| GIVEN INSTRUCTION |
Your task is to copy every line of the entries that contains "user".

| RECORD LIST |
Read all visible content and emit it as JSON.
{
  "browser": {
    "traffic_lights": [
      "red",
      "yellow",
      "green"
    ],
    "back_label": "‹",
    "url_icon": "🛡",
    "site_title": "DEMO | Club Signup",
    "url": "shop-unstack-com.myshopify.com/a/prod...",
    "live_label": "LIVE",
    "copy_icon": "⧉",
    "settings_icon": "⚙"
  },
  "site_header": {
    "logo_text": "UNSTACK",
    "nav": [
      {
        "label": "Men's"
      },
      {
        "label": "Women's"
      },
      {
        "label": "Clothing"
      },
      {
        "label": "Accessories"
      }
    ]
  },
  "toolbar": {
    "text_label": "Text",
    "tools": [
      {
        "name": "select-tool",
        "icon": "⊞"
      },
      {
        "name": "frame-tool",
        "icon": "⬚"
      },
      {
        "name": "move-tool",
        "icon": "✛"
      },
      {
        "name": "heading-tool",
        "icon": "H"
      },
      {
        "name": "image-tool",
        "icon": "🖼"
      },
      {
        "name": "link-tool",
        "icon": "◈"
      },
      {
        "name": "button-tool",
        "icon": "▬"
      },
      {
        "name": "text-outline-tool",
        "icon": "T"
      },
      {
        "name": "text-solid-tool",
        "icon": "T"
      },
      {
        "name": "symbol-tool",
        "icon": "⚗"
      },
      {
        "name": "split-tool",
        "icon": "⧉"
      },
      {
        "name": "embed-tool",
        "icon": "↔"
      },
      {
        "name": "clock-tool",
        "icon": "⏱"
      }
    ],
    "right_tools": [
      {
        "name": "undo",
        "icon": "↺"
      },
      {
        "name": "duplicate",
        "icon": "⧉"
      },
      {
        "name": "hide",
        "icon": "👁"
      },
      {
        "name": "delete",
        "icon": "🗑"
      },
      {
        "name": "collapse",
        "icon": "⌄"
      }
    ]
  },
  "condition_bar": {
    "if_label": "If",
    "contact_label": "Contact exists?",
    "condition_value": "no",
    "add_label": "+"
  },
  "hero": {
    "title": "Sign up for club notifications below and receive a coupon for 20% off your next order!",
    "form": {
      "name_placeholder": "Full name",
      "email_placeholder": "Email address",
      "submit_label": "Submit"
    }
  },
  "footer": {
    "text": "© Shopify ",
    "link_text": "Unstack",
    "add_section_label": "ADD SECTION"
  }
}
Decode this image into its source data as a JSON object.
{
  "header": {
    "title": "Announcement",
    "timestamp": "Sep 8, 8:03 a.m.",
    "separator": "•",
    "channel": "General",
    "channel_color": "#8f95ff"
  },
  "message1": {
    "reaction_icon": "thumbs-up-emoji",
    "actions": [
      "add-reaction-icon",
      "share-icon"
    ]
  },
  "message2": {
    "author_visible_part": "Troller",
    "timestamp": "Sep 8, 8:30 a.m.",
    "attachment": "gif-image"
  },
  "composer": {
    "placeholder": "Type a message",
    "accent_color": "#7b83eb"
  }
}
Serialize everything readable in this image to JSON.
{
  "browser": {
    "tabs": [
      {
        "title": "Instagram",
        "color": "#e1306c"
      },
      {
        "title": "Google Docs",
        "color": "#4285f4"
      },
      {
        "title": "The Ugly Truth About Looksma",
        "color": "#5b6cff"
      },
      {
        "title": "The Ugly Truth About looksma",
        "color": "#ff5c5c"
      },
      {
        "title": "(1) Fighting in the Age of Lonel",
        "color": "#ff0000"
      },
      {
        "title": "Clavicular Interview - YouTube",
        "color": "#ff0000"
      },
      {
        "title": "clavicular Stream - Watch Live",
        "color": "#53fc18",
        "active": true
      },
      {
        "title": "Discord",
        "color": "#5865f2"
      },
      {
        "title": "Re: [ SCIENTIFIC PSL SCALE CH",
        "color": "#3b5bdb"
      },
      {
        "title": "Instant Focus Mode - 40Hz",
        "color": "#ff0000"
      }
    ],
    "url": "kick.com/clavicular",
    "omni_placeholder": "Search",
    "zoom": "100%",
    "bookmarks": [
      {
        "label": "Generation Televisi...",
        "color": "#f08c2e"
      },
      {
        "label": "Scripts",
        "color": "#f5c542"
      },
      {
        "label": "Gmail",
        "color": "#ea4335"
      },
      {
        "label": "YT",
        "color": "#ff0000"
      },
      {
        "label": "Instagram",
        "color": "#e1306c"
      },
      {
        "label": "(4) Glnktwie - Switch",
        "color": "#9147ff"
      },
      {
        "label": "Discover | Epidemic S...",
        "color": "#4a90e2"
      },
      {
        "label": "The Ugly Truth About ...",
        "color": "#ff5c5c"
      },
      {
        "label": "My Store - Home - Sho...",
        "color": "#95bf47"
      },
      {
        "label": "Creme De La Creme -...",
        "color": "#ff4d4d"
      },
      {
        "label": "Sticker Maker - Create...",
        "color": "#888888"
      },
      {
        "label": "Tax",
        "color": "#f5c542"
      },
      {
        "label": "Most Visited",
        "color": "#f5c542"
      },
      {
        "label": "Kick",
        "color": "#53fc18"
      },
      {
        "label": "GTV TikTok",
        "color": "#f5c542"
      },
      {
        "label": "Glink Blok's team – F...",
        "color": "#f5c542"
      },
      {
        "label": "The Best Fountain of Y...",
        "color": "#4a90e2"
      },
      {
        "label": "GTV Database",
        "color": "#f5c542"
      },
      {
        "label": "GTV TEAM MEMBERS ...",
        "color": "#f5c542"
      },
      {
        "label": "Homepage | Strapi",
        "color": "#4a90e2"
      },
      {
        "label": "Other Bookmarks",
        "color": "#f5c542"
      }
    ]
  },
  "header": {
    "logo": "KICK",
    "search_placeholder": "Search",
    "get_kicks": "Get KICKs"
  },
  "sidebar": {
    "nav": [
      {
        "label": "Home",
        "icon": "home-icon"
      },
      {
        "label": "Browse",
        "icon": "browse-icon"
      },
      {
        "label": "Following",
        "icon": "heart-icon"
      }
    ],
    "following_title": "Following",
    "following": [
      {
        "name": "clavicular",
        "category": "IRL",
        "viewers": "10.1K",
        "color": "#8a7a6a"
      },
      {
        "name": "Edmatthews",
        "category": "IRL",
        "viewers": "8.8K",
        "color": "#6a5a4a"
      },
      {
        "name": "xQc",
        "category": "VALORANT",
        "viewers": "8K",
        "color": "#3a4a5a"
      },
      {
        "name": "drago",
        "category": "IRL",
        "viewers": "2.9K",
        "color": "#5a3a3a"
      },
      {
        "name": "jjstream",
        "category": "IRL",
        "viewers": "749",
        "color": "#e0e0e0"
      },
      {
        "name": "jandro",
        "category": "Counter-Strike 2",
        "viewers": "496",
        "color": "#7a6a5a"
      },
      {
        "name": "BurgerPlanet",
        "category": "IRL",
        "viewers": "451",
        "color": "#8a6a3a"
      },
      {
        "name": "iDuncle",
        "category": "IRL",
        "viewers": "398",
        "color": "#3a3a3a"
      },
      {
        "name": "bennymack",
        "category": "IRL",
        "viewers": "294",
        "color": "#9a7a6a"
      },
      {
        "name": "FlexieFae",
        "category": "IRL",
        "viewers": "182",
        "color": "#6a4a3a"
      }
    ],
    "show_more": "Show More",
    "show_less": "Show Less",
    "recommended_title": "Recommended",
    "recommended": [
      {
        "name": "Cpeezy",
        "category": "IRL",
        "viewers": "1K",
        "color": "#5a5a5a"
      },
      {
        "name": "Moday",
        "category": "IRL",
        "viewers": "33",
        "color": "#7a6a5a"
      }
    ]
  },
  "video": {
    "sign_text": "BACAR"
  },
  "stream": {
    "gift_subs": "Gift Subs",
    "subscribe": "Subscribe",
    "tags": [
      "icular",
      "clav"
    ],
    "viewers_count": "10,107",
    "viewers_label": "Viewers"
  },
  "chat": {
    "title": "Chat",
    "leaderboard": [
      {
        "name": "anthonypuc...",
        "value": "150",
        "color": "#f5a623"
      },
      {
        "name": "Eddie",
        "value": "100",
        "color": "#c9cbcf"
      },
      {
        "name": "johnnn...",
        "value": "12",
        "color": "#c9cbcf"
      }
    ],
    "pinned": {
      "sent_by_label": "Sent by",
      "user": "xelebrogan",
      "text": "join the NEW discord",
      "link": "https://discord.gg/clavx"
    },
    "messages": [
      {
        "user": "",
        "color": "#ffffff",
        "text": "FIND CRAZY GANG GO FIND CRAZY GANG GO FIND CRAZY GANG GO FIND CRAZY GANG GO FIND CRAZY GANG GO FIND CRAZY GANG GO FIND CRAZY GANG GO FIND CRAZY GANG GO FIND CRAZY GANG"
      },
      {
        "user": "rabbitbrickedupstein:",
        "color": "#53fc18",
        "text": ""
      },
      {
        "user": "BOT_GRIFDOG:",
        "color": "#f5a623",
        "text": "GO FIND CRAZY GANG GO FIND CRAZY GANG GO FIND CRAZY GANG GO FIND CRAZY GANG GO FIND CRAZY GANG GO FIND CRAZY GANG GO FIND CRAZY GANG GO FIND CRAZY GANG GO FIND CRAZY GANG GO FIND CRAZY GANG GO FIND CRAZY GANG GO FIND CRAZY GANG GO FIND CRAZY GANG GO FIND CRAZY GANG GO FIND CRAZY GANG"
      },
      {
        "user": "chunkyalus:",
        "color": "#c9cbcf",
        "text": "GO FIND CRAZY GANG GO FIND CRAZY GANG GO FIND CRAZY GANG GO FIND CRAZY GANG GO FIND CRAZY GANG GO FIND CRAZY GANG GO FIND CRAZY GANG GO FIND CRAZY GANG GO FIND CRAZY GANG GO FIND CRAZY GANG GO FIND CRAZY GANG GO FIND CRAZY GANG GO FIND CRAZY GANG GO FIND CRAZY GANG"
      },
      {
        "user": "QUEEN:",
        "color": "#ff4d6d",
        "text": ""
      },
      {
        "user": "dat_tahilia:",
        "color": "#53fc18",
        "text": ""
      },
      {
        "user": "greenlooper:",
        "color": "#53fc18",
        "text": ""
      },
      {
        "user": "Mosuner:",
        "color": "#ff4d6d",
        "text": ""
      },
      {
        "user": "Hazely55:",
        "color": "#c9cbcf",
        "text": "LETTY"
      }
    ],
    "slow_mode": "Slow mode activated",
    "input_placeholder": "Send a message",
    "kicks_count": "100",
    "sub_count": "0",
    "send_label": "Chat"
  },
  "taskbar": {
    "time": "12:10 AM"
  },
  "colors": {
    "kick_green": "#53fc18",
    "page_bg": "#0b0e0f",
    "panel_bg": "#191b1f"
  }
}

| TASK ANSWER |
      "user": "xelebrogan",
        "user": "",
        "user": "rabbitbrickedupstein:",
        "user": "BOT_GRIFDOG:",
        "user": "chunkyalus:",
        "user": "QUEEN:",
        "user": "dat_tahilia:",
        "user": "greenlooper:",
        "user": "Mosuner:",
        "user": "Hazely55:",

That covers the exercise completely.